• [EXERCISE DIRECTIONS] Copy everything in the data below exactly except the pictures.
>> Start INPUT FOR THIS TASK
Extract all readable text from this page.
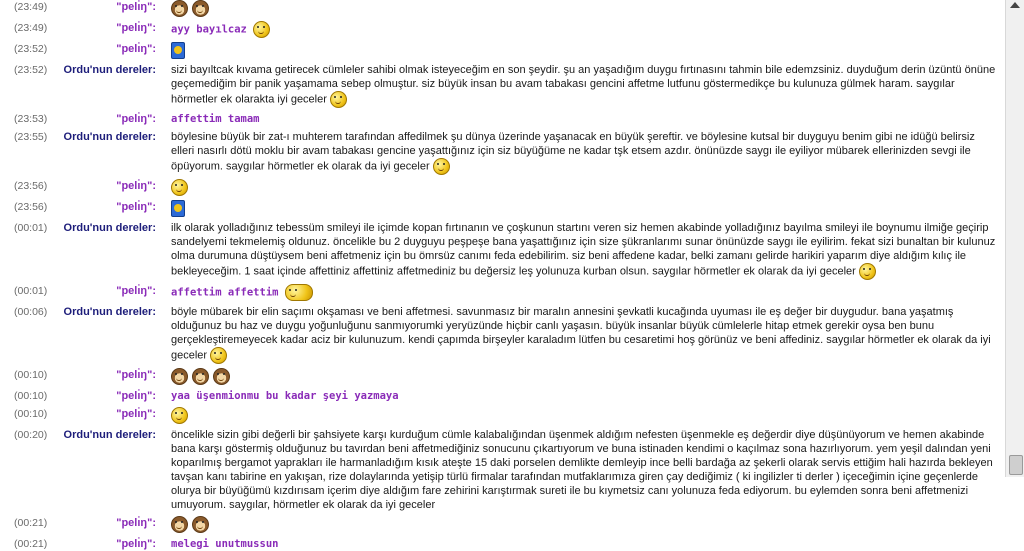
(23:49)	"pelı̇ŋ":
(23:49)	"pelı̇ŋ":	ayy bayılcaz
(23:52)	"pelı̇ŋ":
(23:52)	Ordu'nun dereler:	sizi bayıltcak kıvama getirecek cümleler sahibi olmak isteyeceğim en son şeydir. şu an yaşadığım duygu fırtınasını tahmin bile edemzsiniz. duyduğum derin üzüntü önüne geçemediğim bir panik yaşamama sebep olmuştur. siz büyük insan bu avam tabakası gencini affetme lutfunu göstermedikçe bu kulunuza gülmek haram. saygılar hörmetler ek olarakta iyi geceler
(23:53)	"pelı̇ŋ":	affettim tamam
(23:55)	Ordu'nun dereler:	böylesine büyük bir zat-ı muhterem tarafından affedilmek şu dünya üzerinde yaşanacak en büyük şereftir. ve böylesine kutsal bir duyguyu benim gibi ne idüğü belirsiz elleri nasırlı dötü moklu bir avam tabakası gencine yaşattığınız için siz büyüğüme ne kadar tşk etsem azdır. önünüzde saygı ile eyiliyor mübarek ellerinizden sevgi ile öpüyorum. saygılar hörmetler ek olarak da iyi geceler
(23:56)	"pelı̇ŋ":
(23:56)	"pelı̇ŋ":
(00:01)	Ordu'nun dereler:	ilk olarak yolladığınız tebessüm smileyi ile içimde kopan fırtınanın ve çoşkunun startını veren siz hemen akabinde yolladığınız bayılma smileyi ile boynumu ilmiğe geçirip sandelyemi tekmelemiş oldunuz. öncelikle bu 2 duyguyu peşpeşe bana yaşattığınız için size şükranlarımı sunar önünüzde saygı ile eyilirim. fekat sizi bunaltan bir kulunuz olma durumuna düştüysem beni affetmeniz için bu ömrsüz canımı feda edebilirim. siz beni affedene kadar, belki zamanı gelirde harikiri yaparım diye aldığım kılıç ile bekleyeceğim. 1 saat içinde affettiniz affettiniz affetmediniz bu değersiz leş yolunuza kurban olsun. saygılar hörmetler ek olarak da iyi geceler
(00:01)	"pelı̇ŋ":	affettim affettim
(00:06)	Ordu'nun dereler:	böyle mübarek bir elin saçımı okşaması ve beni affetmesi. savunmasız bir maralın annesini şevkatli kucağında uyuması ile eş değer bir duygudur. bana yaşatmış olduğunuz bu haz ve duygu yoğunluğunu sanmıyorumki yeryüzünde hiçbir canlı yaşasın. büyük insanlar büyük cümlelerle hitap etmek gerekir oysa ben bunu gerçekleştiremeyecek kadar aciz bir kulunuzum. kendi çapımda birşeyler karaladım lütfen bu cesaretimi hoş görünüz ve beni affediniz. saygılar hörmetler ek olarak da iyi geceler
(00:10)	"pelı̇ŋ":
(00:10)	"pelı̇ŋ":	yaa üşenmionmu bu kadar şeyi yazmaya
(00:10)	"pelı̇ŋ":
(00:20)	Ordu'nun dereler:	öncelikle sizin gibi değerli bir şahsiyete karşı kurduğum cümle kalabalığından üşenmek aldığım nefesten üşenmekle eş değerdir diye düşünüyorum ve hemen akabinde bana karşı göstermiş olduğunuz bu tavırdan beni affetmediğiniz sonucunu çıkartıyorum ve buna istinaden kendimi o kaçılmaz sona hazırlıyorum. yem yeşil dalından yeni koparılmış bergamot yaprakları ile harmanladığım kısık ateşte 15 daki porselen demlikte demleyip ince belli bardağa az şekerli olarak servis ettiğim hali hazırda bekleyen tavşan kanı tabirine en yakışan, rize dolaylarında yetişip türlü firmalar tarafından mutfaklarımıza giren çay dediğimiz ( ki ingilizler ti derler ) içeceğimin içine geçenlerde olurya bir büyüğümü kızdırısam içerim diye aldığım fare zehirini karıştırmak sureti ile bu kıymetsiz canı yolunuza feda ediyorum. bu eylemden sonra beni affetmenizi umuyorum. saygılar, hörmetler ek olarak da iyi geceler
(00:21)	"pelı̇ŋ":
(00:21)	"pelı̇ŋ":	melegi unutmussun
>> End INPUT FOR THIS TASK
• [CORRECT OUTPUT]
Extract all readable text from this page.
(23:49)	"pelı̇ŋ":
(23:49)	"pelı̇ŋ":	ayy bayılcaz
(23:52)	"pelı̇ŋ":
(23:52)	Ordu'nun dereler:	sizi bayıltcak kıvama getirecek cümleler sahibi olmak isteyeceğim en son şeydir. şu an yaşadığım duygu fırtınasını tahmin bile edemzsiniz. duyduğum derin üzüntü önüne geçemediğim bir panik yaşamama sebep olmuştur. siz büyük insan bu avam tabakası gencini affetme lutfunu göstermedikçe bu kulunuza gülmek haram. saygılar hörmetler ek olarakta iyi geceler
(23:53)	"pelı̇ŋ":	affettim tamam
(23:55)	Ordu'nun dereler:	böylesine büyük bir zat-ı muhterem tarafından affedilmek şu dünya üzerinde yaşanacak en büyük şereftir. ve böylesine kutsal bir duyguyu benim gibi ne idüğü belirsiz elleri nasırlı dötü moklu bir avam tabakası gencine yaşattığınız için siz büyüğüme ne kadar tşk etsem azdır. önünüzde saygı ile eyiliyor mübarek ellerinizden sevgi ile öpüyorum. saygılar hörmetler ek olarak da iyi geceler
(23:56)	"pelı̇ŋ":
(23:56)	"pelı̇ŋ":
(00:01)	Ordu'nun dereler:	ilk olarak yolladığınız tebessüm smileyi ile içimde kopan fırtınanın ve çoşkunun startını veren siz hemen akabinde yolladığınız bayılma smileyi ile boynumu ilmiğe geçirip sandelyemi tekmelemiş oldunuz. öncelikle bu 2 duyguyu peşpeşe bana yaşattığınız için size şükranlarımı sunar önünüzde saygı ile eyilirim. fekat sizi bunaltan bir kulunuz olma durumuna düştüysem beni affetmeniz için bu ömrsüz canımı feda edebilirim. siz beni affedene kadar, belki zamanı gelirde harikiri yaparım diye aldığım kılıç ile bekleyeceğim. 1 saat içinde affettiniz affettiniz affetmediniz bu değersiz leş yolunuza kurban olsun. saygılar hörmetler ek olarak da iyi geceler
(00:01)	"pelı̇ŋ":	affettim affettim
(00:06)	Ordu'nun dereler:	böyle mübarek bir elin saçımı okşaması ve beni affetmesi. savunmasız bir maralın annesini şevkatli kucağında uyuması ile eş değer bir duygudur. bana yaşatmış olduğunuz bu haz ve duygu yoğunluğunu sanmıyorumki yeryüzünde hiçbir canlı yaşasın. büyük insanlar büyük cümlelerle hitap etmek gerekir oysa ben bunu gerçekleştiremeyecek kadar aciz bir kulunuzum. kendi çapımda birşeyler karaladım lütfen bu cesaretimi hoş görünüz ve beni affediniz. saygılar hörmetler ek olarak da iyi geceler
(00:10)	"pelı̇ŋ":
(00:10)	"pelı̇ŋ":	yaa üşenmionmu bu kadar şeyi yazmaya
(00:10)	"pelı̇ŋ":
(00:20)	Ordu'nun dereler:	öncelikle sizin gibi değerli bir şahsiyete karşı kurduğum cümle kalabalığından üşenmek aldığım nefesten üşenmekle eş değerdir diye düşünüyorum ve hemen akabinde bana karşı göstermiş olduğunuz bu tavırdan beni affetmediğiniz sonucunu çıkartıyorum ve buna istinaden kendimi o kaçılmaz sona hazırlıyorum. yem yeşil dalından yeni koparılmış bergamot yaprakları ile harmanladığım kısık ateşte 15 daki porselen demlikte demleyip ince belli bardağa az şekerli olarak servis ettiğim hali hazırda bekleyen tavşan kanı tabirine en yakışan, rize dolaylarında yetişip türlü firmalar tarafından mutfaklarımıza giren çay dediğimiz ( ki ingilizler ti derler ) içeceğimin içine geçenlerde olurya bir büyüğümü kızdırısam içerim diye aldığım fare zehirini karıştırmak sureti ile bu kıymetsiz canı yolunuza feda ediyorum. bu eylemden sonra beni affetmenizi umuyorum. saygılar, hörmetler ek olarak da iyi geceler
(00:21)	"pelı̇ŋ":
(00:21)	"pelı̇ŋ":	melegi unutmussun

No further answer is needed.